STATED TASK:
Pull out every line with the word "Sokak".
* * *
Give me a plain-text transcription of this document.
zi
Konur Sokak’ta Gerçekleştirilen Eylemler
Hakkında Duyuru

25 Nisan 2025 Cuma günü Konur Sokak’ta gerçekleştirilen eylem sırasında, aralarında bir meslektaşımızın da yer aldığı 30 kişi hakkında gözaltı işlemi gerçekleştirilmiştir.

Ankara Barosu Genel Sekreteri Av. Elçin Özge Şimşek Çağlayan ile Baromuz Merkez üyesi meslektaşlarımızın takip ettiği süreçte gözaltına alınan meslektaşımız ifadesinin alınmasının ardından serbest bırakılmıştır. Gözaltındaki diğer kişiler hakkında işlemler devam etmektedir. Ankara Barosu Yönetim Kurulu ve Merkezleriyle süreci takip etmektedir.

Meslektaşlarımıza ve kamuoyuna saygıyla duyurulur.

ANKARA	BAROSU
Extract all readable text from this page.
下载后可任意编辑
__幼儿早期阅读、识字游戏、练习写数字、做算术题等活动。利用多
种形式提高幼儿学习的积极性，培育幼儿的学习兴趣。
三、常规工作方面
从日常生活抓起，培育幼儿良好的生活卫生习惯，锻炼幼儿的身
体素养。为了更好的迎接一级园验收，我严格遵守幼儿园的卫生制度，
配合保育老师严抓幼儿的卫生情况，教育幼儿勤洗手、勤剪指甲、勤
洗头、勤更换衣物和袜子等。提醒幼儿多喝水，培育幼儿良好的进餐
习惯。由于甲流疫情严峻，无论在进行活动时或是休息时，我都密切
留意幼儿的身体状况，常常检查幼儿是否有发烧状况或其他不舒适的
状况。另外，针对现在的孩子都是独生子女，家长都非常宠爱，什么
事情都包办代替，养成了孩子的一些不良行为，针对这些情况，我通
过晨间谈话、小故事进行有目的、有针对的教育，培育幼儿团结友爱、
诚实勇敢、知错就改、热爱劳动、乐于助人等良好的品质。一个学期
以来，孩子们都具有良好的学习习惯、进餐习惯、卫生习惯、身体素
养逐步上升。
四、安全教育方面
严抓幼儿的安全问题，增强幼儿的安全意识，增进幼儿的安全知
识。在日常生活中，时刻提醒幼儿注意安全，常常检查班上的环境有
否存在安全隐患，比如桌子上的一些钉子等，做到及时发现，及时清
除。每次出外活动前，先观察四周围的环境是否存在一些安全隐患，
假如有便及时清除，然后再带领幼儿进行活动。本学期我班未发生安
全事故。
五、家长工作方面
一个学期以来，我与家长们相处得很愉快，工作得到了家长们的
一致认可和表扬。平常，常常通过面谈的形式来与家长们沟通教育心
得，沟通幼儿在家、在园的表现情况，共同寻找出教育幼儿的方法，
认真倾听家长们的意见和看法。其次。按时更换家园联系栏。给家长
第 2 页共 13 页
* * *
WRITTEN SOLUTION:
Konur Sokak’ta Gerçekleştirilen Eylemler
25 Nisan 2025 Cuma günü Konur Sokak’ta gerçekleştirilen eylem sırasında, aralarında bir meslektaşımızın da yer aldığı 30 kişi hakkında gözaltı işlemi gerçekleştirilmiştir.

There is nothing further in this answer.